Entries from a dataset
########

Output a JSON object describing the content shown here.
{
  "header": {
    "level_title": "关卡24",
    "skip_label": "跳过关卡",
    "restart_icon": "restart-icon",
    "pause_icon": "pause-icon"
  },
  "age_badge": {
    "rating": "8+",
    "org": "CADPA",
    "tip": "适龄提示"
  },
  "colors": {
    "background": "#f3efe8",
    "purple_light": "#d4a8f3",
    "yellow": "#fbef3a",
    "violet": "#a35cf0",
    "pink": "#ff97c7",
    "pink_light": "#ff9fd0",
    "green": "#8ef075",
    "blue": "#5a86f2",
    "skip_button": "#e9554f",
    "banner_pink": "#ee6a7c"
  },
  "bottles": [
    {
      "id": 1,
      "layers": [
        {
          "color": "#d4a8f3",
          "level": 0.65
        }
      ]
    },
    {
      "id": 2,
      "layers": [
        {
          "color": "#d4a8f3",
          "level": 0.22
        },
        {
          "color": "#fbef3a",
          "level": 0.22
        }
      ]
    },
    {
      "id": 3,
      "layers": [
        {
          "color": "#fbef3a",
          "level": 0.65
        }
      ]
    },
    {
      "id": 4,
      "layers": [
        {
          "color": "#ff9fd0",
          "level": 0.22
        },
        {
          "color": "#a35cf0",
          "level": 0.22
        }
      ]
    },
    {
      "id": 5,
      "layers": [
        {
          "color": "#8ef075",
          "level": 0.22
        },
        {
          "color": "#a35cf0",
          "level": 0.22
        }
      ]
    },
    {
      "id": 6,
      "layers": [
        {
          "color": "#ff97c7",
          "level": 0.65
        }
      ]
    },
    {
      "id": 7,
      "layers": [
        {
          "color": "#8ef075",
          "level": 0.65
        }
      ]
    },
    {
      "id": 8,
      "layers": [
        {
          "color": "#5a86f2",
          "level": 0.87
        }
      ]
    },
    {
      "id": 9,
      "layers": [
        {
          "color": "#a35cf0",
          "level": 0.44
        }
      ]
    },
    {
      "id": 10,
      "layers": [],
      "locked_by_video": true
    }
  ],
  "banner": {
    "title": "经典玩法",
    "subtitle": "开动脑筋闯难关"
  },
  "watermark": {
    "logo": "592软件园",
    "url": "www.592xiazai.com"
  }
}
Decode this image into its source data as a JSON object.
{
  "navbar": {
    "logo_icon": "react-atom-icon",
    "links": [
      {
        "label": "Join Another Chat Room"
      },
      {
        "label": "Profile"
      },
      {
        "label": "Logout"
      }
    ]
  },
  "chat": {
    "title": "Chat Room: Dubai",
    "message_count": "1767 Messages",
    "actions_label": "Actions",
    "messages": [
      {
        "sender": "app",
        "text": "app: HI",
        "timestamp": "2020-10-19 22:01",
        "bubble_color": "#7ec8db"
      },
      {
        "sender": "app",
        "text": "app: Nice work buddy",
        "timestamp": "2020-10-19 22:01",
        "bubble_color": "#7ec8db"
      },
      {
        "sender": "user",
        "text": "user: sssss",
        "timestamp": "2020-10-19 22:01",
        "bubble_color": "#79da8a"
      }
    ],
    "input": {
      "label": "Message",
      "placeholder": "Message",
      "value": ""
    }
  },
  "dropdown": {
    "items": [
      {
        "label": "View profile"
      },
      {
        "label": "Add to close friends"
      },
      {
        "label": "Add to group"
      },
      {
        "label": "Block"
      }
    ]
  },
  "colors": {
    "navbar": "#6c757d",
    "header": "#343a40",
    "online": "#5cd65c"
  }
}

########

> **EXERCISE AIM**: Transcribe the material above word for word.

> **EXERCISE SOLUTION**:
Output a JSON object describing the content shown here.
{
  "header": {
    "level_title": "关卡24",
    "skip_label": "跳过关卡",
    "restart_icon": "restart-icon",
    "pause_icon": "pause-icon"
  },
  "age_badge": {
    "rating": "8+",
    "org": "CADPA",
    "tip": "适龄提示"
  },
  "colors": {
    "background": "#f3efe8",
    "purple_light": "#d4a8f3",
    "yellow": "#fbef3a",
    "violet": "#a35cf0",
    "pink": "#ff97c7",
    "pink_light": "#ff9fd0",
    "green": "#8ef075",
    "blue": "#5a86f2",
    "skip_button": "#e9554f",
    "banner_pink": "#ee6a7c"
  },
  "bottles": [
    {
      "id": 1,
      "layers": [
        {
          "color": "#d4a8f3",
          "level": 0.65
        }
      ]
    },
    {
      "id": 2,
      "layers": [
        {
          "color": "#d4a8f3",
          "level": 0.22
        },
        {
          "color": "#fbef3a",
          "level": 0.22
        }
      ]
    },
    {
      "id": 3,
      "layers": [
        {
          "color": "#fbef3a",
          "level": 0.65
        }
      ]
    },
    {
      "id": 4,
      "layers": [
        {
          "color": "#ff9fd0",
          "level": 0.22
        },
        {
          "color": "#a35cf0",
          "level": 0.22
        }
      ]
    },
    {
      "id": 5,
      "layers": [
        {
          "color": "#8ef075",
          "level": 0.22
        },
        {
          "color": "#a35cf0",
          "level": 0.22
        }
      ]
    },
    {
      "id": 6,
      "layers": [
        {
          "color": "#ff97c7",
          "level": 0.65
        }
      ]
    },
    {
      "id": 7,
      "layers": [
        {
          "color": "#8ef075",
          "level": 0.65
        }
      ]
    },
    {
      "id": 8,
      "layers": [
        {
          "color": "#5a86f2",
          "level": 0.87
        }
      ]
    },
    {
      "id": 9,
      "layers": [
        {
          "color": "#a35cf0",
          "level": 0.44
        }
      ]
    },
    {
      "id": 10,
      "layers": [],
      "locked_by_video": true
    }
  ],
  "banner": {
    "title": "经典玩法",
    "subtitle": "开动脑筋闯难关"
  },
  "watermark": {
    "logo": "592软件园",
    "url": "www.592xiazai.com"
  }
}
Decode this image into its source data as a JSON object.
{
  "navbar": {
    "logo_icon": "react-atom-icon",
    "links": [
      {
        "label": "Join Another Chat Room"
      },
      {
        "label": "Profile"
      },
      {
        "label": "Logout"
      }
    ]
  },
  "chat": {
    "title": "Chat Room: Dubai",
    "message_count": "1767 Messages",
    "actions_label": "Actions",
    "messages": [
      {
        "sender": "app",
        "text": "app: HI",
        "timestamp": "2020-10-19 22:01",
        "bubble_color": "#7ec8db"
      },
      {
        "sender": "app",
        "text": "app: Nice work buddy",
        "timestamp": "2020-10-19 22:01",
        "bubble_color": "#7ec8db"
      },
      {
        "sender": "user",
        "text": "user: sssss",
        "timestamp": "2020-10-19 22:01",
        "bubble_color": "#79da8a"
      }
    ],
    "input": {
      "label": "Message",
      "placeholder": "Message",
      "value": ""
    }
  },
  "dropdown": {
    "items": [
      {
        "label": "View profile"
      },
      {
        "label": "Add to close friends"
      },
      {
        "label": "Add to group"
      },
      {
        "label": "Block"
      }
    ]
  },
  "colors": {
    "navbar": "#6c757d",
    "header": "#343a40",
    "online": "#5cd65c"
  }
}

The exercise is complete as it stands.